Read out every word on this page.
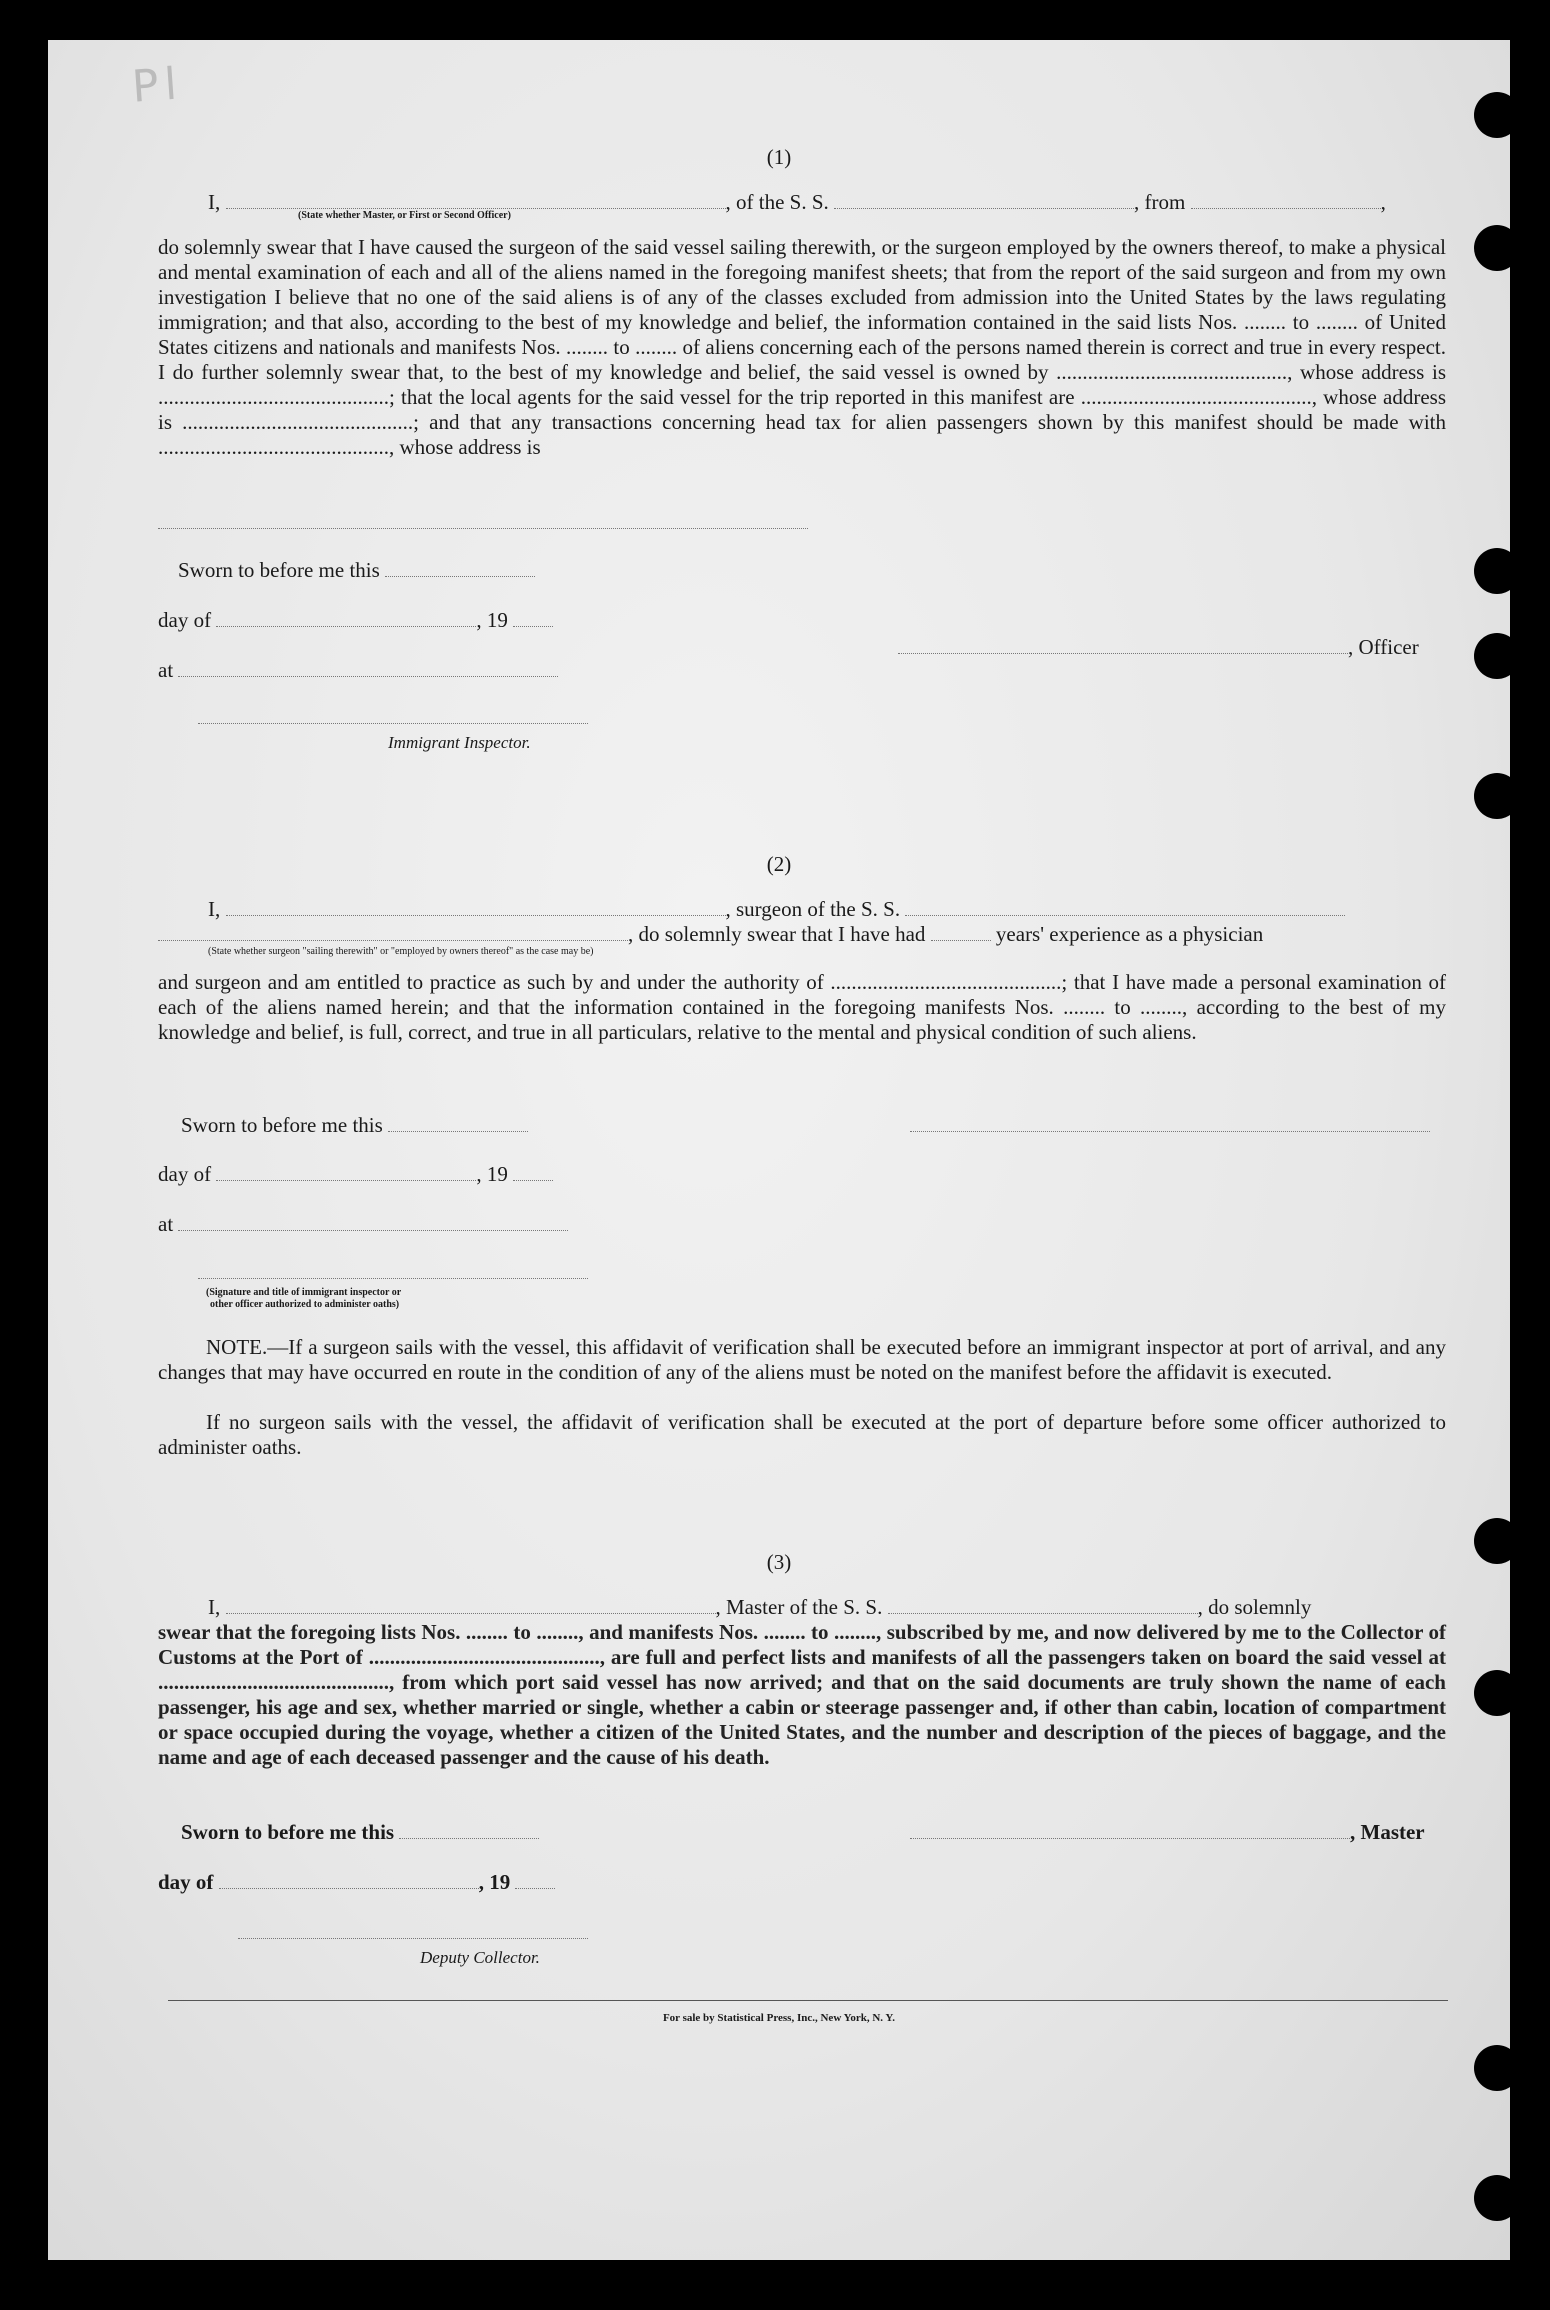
Pl
(1)
I,	, of the S. S.	, from	,
(State whether Master, or First or Second Officer)
do solemnly swear that I have caused the surgeon of the said vessel sailing therewith, or the surgeon employed by the owners thereof, to make a physical and mental examination of each and all of the aliens named in the foregoing manifest sheets; that from the report of the said surgeon and from my own investigation I believe that no one of the said aliens is of any of the classes excluded from admission into the United States by the laws regulating immigration; and that also, according to the best of my knowledge and belief, the information contained in the said lists Nos. ........ to ........ of United States citizens and nationals and manifests Nos. ........ to ........ of aliens concerning each of the persons named therein is correct and true in every respect. I do further solemnly swear that, to the best of my knowledge and belief, the said vessel is owned by ............................................, whose address is ............................................; that the local agents for the said vessel for the trip reported in this manifest are ............................................, whose address is ............................................; and that any transactions concerning head tax for alien passengers shown by this manifest should be made with ............................................, whose address is
Sworn to before me this
day of	, 19
, Officer
at
Immigrant Inspector.
(2)
I,	, surgeon of the S. S.
, do solemnly swear that I have had	years' experience as a physician
(State whether surgeon "sailing therewith" or "employed by owners thereof" as the case may be)
and surgeon and am entitled to practice as such by and under the authority of ............................................; that I have made a personal examination of each of the aliens named herein; and that the information contained in the foregoing manifests Nos. ........ to ........, according to the best of my knowledge and belief, is full, correct, and true in all particulars, relative to the mental and physical condition of such aliens.
Sworn to before me this
day of	, 19
at
(Signature and title of immigrant inspector or
other officer authorized to administer oaths)
NOTE.—If a surgeon sails with the vessel, this affidavit of verification shall be executed before an immigrant inspector at port of arrival, and any changes that may have occurred en route in the condition of any of the aliens must be noted on the manifest before the affidavit is executed.
If no surgeon sails with the vessel, the affidavit of verification shall be executed at the port of departure before some officer authorized to administer oaths.
(3)
I,	, Master of the S. S.	, do solemnly
swear that the foregoing lists Nos. ........ to ........, and manifests Nos. ........ to ........, subscribed by me, and now delivered by me to the Collector of Customs at the Port of ............................................, are full and perfect lists and manifests of all the passengers taken on board the said vessel at ............................................, from which port said vessel has now arrived; and that on the said documents are truly shown the name of each passenger, his age and sex, whether married or single, whether a cabin or steerage passenger and, if other than cabin, location of compartment or space occupied during the voyage, whether a citizen of the United States, and the number and description of the pieces of baggage, and the name and age of each deceased passenger and the cause of his death.
Sworn to before me this	, Master
day of	, 19
Deputy Collector.
For sale by Statistical Press, Inc., New York, N. Y.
+ + +
* _Directions_
Make an exact copy of all entries above, dropping the images.

* _Answer below_
Read out every word on this page.
Pl
(1)
I,	, of the S. S.	, from	,
(State whether Master, or First or Second Officer)
do solemnly swear that I have caused the surgeon of the said vessel sailing therewith, or the surgeon employed by the owners thereof, to make a physical and mental examination of each and all of the aliens named in the foregoing manifest sheets; that from the report of the said surgeon and from my own investigation I believe that no one of the said aliens is of any of the classes excluded from admission into the United States by the laws regulating immigration; and that also, according to the best of my knowledge and belief, the information contained in the said lists Nos. ........ to ........ of United States citizens and nationals and manifests Nos. ........ to ........ of aliens concerning each of the persons named therein is correct and true in every respect. I do further solemnly swear that, to the best of my knowledge and belief, the said vessel is owned by ............................................, whose address is ............................................; that the local agents for the said vessel for the trip reported in this manifest are ............................................, whose address is ............................................; and that any transactions concerning head tax for alien passengers shown by this manifest should be made with ............................................, whose address is
Sworn to before me this
day of	, 19
, Officer
at
Immigrant Inspector.
(2)
I,	, surgeon of the S. S.
, do solemnly swear that I have had	years' experience as a physician
(State whether surgeon "sailing therewith" or "employed by owners thereof" as the case may be)
and surgeon and am entitled to practice as such by and under the authority of ............................................; that I have made a personal examination of each of the aliens named herein; and that the information contained in the foregoing manifests Nos. ........ to ........, according to the best of my knowledge and belief, is full, correct, and true in all particulars, relative to the mental and physical condition of such aliens.
Sworn to before me this
day of	, 19
at
(Signature and title of immigrant inspector or
other officer authorized to administer oaths)
NOTE.—If a surgeon sails with the vessel, this affidavit of verification shall be executed before an immigrant inspector at port of arrival, and any changes that may have occurred en route in the condition of any of the aliens must be noted on the manifest before the affidavit is executed.
If no surgeon sails with the vessel, the affidavit of verification shall be executed at the port of departure before some officer authorized to administer oaths.
(3)
I,	, Master of the S. S.	, do solemnly
swear that the foregoing lists Nos. ........ to ........, and manifests Nos. ........ to ........, subscribed by me, and now delivered by me to the Collector of Customs at the Port of ............................................, are full and perfect lists and manifests of all the passengers taken on board the said vessel at ............................................, from which port said vessel has now arrived; and that on the said documents are truly shown the name of each passenger, his age and sex, whether married or single, whether a cabin or steerage passenger and, if other than cabin, location of compartment or space occupied during the voyage, whether a citizen of the United States, and the number and description of the pieces of baggage, and the name and age of each deceased passenger and the cause of his death.
Sworn to before me this	, Master
day of	, 19
Deputy Collector.
For sale by Statistical Press, Inc., New York, N. Y.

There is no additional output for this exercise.